Rows from a figure dataset |
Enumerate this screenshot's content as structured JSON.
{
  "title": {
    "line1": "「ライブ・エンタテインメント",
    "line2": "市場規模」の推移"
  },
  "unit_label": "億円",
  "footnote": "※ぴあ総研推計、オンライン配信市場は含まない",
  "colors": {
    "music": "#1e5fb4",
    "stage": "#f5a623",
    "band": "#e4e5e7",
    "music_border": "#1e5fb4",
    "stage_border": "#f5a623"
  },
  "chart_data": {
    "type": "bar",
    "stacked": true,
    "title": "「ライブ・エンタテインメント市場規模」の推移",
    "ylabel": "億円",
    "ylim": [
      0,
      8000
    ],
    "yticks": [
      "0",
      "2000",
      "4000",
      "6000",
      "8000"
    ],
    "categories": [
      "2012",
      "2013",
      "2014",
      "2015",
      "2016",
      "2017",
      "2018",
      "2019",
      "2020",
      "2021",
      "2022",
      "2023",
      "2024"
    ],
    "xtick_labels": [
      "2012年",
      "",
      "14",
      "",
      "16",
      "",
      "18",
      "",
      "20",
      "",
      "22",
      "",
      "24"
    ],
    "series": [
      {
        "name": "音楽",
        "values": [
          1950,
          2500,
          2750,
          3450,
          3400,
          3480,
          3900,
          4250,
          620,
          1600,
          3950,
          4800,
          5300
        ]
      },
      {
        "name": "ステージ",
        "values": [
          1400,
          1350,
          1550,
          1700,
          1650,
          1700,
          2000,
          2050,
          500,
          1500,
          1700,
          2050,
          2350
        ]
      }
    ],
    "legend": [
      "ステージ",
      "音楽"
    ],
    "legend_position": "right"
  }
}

THE TASK | Please give back all of the records exactly as written.

REPLY |
Enumerate this screenshot's content as structured JSON.
{
  "title": {
    "line1": "「ライブ・エンタテインメント",
    "line2": "市場規模」の推移"
  },
  "unit_label": "億円",
  "footnote": "※ぴあ総研推計、オンライン配信市場は含まない",
  "colors": {
    "music": "#1e5fb4",
    "stage": "#f5a623",
    "band": "#e4e5e7",
    "music_border": "#1e5fb4",
    "stage_border": "#f5a623"
  },
  "chart_data": {
    "type": "bar",
    "stacked": true,
    "title": "「ライブ・エンタテインメント市場規模」の推移",
    "ylabel": "億円",
    "ylim": [
      0,
      8000
    ],
    "yticks": [
      "0",
      "2000",
      "4000",
      "6000",
      "8000"
    ],
    "categories": [
      "2012",
      "2013",
      "2014",
      "2015",
      "2016",
      "2017",
      "2018",
      "2019",
      "2020",
      "2021",
      "2022",
      "2023",
      "2024"
    ],
    "xtick_labels": [
      "2012年",
      "",
      "14",
      "",
      "16",
      "",
      "18",
      "",
      "20",
      "",
      "22",
      "",
      "24"
    ],
    "series": [
      {
        "name": "音楽",
        "values": [
          1950,
          2500,
          2750,
          3450,
          3400,
          3480,
          3900,
          4250,
          620,
          1600,
          3950,
          4800,
          5300
        ]
      },
      {
        "name": "ステージ",
        "values": [
          1400,
          1350,
          1550,
          1700,
          1650,
          1700,
          2000,
          2050,
          500,
          1500,
          1700,
          2050,
          2350
        ]
      }
    ],
    "legend": [
      "ステージ",
      "音楽"
    ],
    "legend_position": "right"
  }
}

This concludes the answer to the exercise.